[EJERCICIO PROPUESTO] Copia todos los ítems de abajo, línea por línea, sin cambiar ni una letra.

[Entradas guardadas]
=-=-=

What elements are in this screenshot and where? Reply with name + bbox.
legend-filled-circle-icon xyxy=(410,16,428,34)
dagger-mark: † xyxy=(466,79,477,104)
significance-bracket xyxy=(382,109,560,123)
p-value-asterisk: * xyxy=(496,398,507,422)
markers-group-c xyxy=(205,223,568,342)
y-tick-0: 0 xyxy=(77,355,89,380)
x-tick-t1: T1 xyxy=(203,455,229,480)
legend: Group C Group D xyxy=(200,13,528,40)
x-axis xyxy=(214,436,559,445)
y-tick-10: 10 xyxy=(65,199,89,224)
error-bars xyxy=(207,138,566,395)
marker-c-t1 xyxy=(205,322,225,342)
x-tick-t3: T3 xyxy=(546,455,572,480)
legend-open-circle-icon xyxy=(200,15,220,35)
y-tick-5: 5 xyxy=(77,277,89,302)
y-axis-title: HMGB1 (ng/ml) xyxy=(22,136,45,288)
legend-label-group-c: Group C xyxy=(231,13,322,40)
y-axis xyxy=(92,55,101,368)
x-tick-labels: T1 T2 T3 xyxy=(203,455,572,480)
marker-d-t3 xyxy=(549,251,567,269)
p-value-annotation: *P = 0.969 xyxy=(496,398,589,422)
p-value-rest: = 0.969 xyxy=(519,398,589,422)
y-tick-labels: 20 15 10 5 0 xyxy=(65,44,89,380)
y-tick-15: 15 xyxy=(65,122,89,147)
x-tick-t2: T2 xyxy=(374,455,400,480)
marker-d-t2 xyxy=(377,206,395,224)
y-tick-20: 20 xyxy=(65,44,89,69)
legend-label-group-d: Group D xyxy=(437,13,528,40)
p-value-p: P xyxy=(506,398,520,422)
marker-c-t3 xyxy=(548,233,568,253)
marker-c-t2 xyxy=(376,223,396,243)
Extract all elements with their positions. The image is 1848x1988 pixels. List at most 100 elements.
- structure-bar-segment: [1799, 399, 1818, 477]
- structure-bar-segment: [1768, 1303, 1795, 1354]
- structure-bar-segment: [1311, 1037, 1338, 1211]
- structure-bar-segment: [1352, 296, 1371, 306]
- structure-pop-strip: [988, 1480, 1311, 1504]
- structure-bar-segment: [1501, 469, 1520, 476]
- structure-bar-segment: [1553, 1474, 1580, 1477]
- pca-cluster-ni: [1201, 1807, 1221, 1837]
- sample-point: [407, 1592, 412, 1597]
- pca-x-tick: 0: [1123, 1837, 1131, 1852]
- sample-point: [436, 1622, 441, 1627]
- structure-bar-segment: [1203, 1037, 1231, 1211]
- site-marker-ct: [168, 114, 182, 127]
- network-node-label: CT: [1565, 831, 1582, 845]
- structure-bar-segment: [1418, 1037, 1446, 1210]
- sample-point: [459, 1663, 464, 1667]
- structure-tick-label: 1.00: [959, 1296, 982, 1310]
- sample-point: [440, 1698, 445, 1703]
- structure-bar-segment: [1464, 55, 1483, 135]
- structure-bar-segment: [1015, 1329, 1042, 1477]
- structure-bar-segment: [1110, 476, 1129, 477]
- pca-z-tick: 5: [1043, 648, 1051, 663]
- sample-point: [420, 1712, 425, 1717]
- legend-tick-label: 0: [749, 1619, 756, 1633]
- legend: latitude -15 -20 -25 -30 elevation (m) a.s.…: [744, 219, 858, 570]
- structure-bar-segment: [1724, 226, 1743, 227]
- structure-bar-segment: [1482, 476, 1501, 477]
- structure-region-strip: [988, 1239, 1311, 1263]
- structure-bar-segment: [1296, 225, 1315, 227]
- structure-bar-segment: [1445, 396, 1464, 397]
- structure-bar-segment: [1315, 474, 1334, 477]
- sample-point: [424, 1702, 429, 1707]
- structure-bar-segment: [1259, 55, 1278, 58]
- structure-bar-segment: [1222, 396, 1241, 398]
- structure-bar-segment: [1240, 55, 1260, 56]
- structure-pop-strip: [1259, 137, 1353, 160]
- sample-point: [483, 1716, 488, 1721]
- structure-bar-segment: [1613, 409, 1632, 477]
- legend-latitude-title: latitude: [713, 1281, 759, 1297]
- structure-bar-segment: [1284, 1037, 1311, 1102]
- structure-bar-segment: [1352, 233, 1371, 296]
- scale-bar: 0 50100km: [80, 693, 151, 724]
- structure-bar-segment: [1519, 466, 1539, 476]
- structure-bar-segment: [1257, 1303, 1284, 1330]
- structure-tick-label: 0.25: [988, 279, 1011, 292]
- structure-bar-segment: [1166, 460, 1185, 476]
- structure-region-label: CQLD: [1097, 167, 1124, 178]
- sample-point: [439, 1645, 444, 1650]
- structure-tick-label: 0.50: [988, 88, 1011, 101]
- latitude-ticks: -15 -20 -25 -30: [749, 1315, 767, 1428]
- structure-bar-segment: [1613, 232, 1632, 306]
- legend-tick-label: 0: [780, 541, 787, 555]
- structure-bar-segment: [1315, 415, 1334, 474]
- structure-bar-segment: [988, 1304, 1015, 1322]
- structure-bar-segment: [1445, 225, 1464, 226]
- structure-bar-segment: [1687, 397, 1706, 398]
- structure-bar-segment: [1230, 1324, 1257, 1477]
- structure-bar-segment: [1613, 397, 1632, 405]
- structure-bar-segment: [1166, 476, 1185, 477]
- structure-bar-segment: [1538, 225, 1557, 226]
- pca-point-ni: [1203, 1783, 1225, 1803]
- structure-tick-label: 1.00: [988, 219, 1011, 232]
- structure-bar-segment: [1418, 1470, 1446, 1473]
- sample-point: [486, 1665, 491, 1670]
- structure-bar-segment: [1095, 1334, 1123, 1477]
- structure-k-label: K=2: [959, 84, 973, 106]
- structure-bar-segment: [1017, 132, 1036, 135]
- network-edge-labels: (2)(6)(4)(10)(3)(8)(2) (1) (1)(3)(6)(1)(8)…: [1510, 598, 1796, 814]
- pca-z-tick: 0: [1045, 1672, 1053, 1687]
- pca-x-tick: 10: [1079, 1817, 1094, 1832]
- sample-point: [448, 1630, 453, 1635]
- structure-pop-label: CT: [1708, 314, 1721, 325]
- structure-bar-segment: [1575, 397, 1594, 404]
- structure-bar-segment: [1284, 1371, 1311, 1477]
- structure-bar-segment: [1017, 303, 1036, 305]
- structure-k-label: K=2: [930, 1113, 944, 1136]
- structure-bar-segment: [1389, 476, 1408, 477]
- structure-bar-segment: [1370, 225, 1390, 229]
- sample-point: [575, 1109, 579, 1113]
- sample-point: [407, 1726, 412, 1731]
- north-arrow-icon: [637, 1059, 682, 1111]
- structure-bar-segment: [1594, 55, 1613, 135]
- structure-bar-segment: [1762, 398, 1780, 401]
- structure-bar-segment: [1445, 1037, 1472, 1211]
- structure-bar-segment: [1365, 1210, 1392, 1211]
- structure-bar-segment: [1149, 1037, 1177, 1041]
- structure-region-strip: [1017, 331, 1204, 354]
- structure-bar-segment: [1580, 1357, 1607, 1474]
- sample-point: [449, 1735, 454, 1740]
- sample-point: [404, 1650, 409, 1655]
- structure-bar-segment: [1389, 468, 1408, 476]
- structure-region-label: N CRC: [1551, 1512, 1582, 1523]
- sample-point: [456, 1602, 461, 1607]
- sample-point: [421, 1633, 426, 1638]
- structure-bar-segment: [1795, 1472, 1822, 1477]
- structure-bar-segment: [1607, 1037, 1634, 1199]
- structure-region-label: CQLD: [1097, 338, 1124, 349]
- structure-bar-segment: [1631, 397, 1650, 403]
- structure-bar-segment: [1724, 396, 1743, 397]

=-=-=

[RESPUESTA]
What elements are in this screenshot and where? Reply with name + bbox.
legend-filled-circle-icon xyxy=(410,16,428,34)
dagger-mark: † xyxy=(466,79,477,104)
significance-bracket xyxy=(382,109,560,123)
p-value-asterisk: * xyxy=(496,398,507,422)
markers-group-c xyxy=(205,223,568,342)
y-tick-0: 0 xyxy=(77,355,89,380)
x-tick-t1: T1 xyxy=(203,455,229,480)
legend: Group C Group D xyxy=(200,13,528,40)
x-axis xyxy=(214,436,559,445)
y-tick-10: 10 xyxy=(65,199,89,224)
error-bars xyxy=(207,138,566,395)
marker-c-t1 xyxy=(205,322,225,342)
x-tick-t3: T3 xyxy=(546,455,572,480)
legend-open-circle-icon xyxy=(200,15,220,35)
y-tick-5: 5 xyxy=(77,277,89,302)
y-axis-title: HMGB1 (ng/ml) xyxy=(22,136,45,288)
legend-label-group-c: Group C xyxy=(231,13,322,40)
y-axis xyxy=(92,55,101,368)
x-tick-labels: T1 T2 T3 xyxy=(203,455,572,480)
marker-d-t3 xyxy=(549,251,567,269)
p-value-annotation: *P = 0.969 xyxy=(496,398,589,422)
p-value-rest: = 0.969 xyxy=(519,398,589,422)
y-tick-labels: 20 15 10 5 0 xyxy=(65,44,89,380)
y-tick-15: 15 xyxy=(65,122,89,147)
x-tick-t2: T2 xyxy=(374,455,400,480)
marker-d-t2 xyxy=(377,206,395,224)
y-tick-20: 20 xyxy=(65,44,89,69)
legend-label-group-d: Group D xyxy=(437,13,528,40)
p-value-p: P xyxy=(506,398,520,422)
marker-c-t3 xyxy=(548,233,568,253)
marker-c-t2 xyxy=(376,223,396,243)
Extract all elements with their positions. The image is 1848x1988 pixels. List at most 100 elements.
- structure-bar-segment: [1799, 399, 1818, 477]
- structure-bar-segment: [1768, 1303, 1795, 1354]
- structure-bar-segment: [1311, 1037, 1338, 1211]
- structure-bar-segment: [1352, 296, 1371, 306]
- structure-pop-strip: [988, 1480, 1311, 1504]
- structure-bar-segment: [1501, 469, 1520, 476]
- structure-bar-segment: [1553, 1474, 1580, 1477]
- pca-cluster-ni: [1201, 1807, 1221, 1837]
- sample-point: [407, 1592, 412, 1597]
- pca-x-tick: 0: [1123, 1837, 1131, 1852]
- sample-point: [436, 1622, 441, 1627]
- structure-bar-segment: [1203, 1037, 1231, 1211]
- site-marker-ct: [168, 114, 182, 127]
- network-node-label: CT: [1565, 831, 1582, 845]
- structure-bar-segment: [1418, 1037, 1446, 1210]
- sample-point: [459, 1663, 464, 1667]
- structure-tick-label: 1.00: [959, 1296, 982, 1310]
- sample-point: [440, 1698, 445, 1703]
- structure-bar-segment: [1464, 55, 1483, 135]
- structure-bar-segment: [1015, 1329, 1042, 1477]
- structure-bar-segment: [1110, 476, 1129, 477]
- pca-z-tick: 5: [1043, 648, 1051, 663]
- sample-point: [420, 1712, 425, 1717]
- legend-tick-label: 0: [749, 1619, 756, 1633]
- legend: latitude -15 -20 -25 -30 elevation (m) a.s.…: [744, 219, 858, 570]
- structure-bar-segment: [1724, 226, 1743, 227]
- structure-bar-segment: [1482, 476, 1501, 477]
- structure-region-strip: [988, 1239, 1311, 1263]
- structure-bar-segment: [1296, 225, 1315, 227]
- structure-bar-segment: [1445, 396, 1464, 397]
- structure-bar-segment: [1315, 474, 1334, 477]
- sample-point: [424, 1702, 429, 1707]
- structure-bar-segment: [1259, 55, 1278, 58]
- structure-bar-segment: [1222, 396, 1241, 398]
- structure-bar-segment: [1240, 55, 1260, 56]
- structure-pop-strip: [1259, 137, 1353, 160]
- sample-point: [483, 1716, 488, 1721]
- structure-bar-segment: [1613, 409, 1632, 477]
- legend-latitude-title: latitude: [713, 1281, 759, 1297]
- structure-bar-segment: [1284, 1037, 1311, 1102]
- structure-bar-segment: [1352, 233, 1371, 296]
- scale-bar: 0 50100km: [80, 693, 151, 724]
- structure-bar-segment: [1519, 466, 1539, 476]
- structure-bar-segment: [1257, 1303, 1284, 1330]
- structure-tick-label: 0.25: [988, 279, 1011, 292]
- structure-bar-segment: [1166, 460, 1185, 476]
- structure-region-label: CQLD: [1097, 167, 1124, 178]
- sample-point: [439, 1645, 444, 1650]
- structure-tick-label: 0.50: [988, 88, 1011, 101]
- latitude-ticks: -15 -20 -25 -30: [749, 1315, 767, 1428]
- structure-bar-segment: [1613, 232, 1632, 306]
- legend-tick-label: 0: [780, 541, 787, 555]
- structure-bar-segment: [1315, 415, 1334, 474]
- structure-bar-segment: [988, 1304, 1015, 1322]
- structure-bar-segment: [1445, 225, 1464, 226]
- structure-bar-segment: [1687, 397, 1706, 398]
- structure-bar-segment: [1230, 1324, 1257, 1477]
- structure-bar-segment: [1613, 397, 1632, 405]
- structure-bar-segment: [1166, 476, 1185, 477]
- structure-bar-segment: [1538, 225, 1557, 226]
- pca-point-ni: [1203, 1783, 1225, 1803]
- structure-tick-label: 1.00: [988, 219, 1011, 232]
- structure-bar-segment: [1418, 1470, 1446, 1473]
- sample-point: [486, 1665, 491, 1670]
- structure-bar-segment: [1095, 1334, 1123, 1477]
- structure-k-label: K=2: [959, 84, 973, 106]
- structure-bar-segment: [1017, 132, 1036, 135]
- network-edge-labels: (2)(6)(4)(10)(3)(8)(2) (1) (1)(3)(6)(1)(8)…: [1510, 598, 1796, 814]
- pca-z-tick: 0: [1045, 1672, 1053, 1687]
- pca-x-tick: 10: [1079, 1817, 1094, 1832]
- sample-point: [448, 1630, 453, 1635]
- structure-pop-label: CT: [1708, 314, 1721, 325]
- structure-bar-segment: [1575, 397, 1594, 404]
- structure-bar-segment: [1284, 1371, 1311, 1477]
- structure-bar-segment: [1017, 303, 1036, 305]
- structure-k-label: K=2: [930, 1113, 944, 1136]
- structure-bar-segment: [1389, 476, 1408, 477]
- structure-bar-segment: [1370, 225, 1390, 229]
- sample-point: [575, 1109, 579, 1113]
- sample-point: [407, 1726, 412, 1731]
- north-arrow-icon: [637, 1059, 682, 1111]
- structure-bar-segment: [1594, 55, 1613, 135]
- structure-bar-segment: [1762, 398, 1780, 401]
- structure-bar-segment: [1445, 1037, 1472, 1211]
- structure-bar-segment: [1365, 1210, 1392, 1211]
- structure-bar-segment: [1149, 1037, 1177, 1041]
- structure-region-strip: [1017, 331, 1204, 354]
- structure-bar-segment: [1580, 1357, 1607, 1474]
- sample-point: [449, 1735, 454, 1740]
- sample-point: [404, 1650, 409, 1655]
- structure-bar-segment: [1389, 468, 1408, 476]
- structure-region-label: N CRC: [1551, 1512, 1582, 1523]
- sample-point: [456, 1602, 461, 1607]
- sample-point: [421, 1633, 426, 1638]
- structure-bar-segment: [1795, 1472, 1822, 1477]
- structure-bar-segment: [1607, 1037, 1634, 1199]
- structure-region-label: CQLD: [1097, 338, 1124, 349]
- structure-bar-segment: [1631, 397, 1650, 403]
- structure-bar-segment: [1724, 396, 1743, 397]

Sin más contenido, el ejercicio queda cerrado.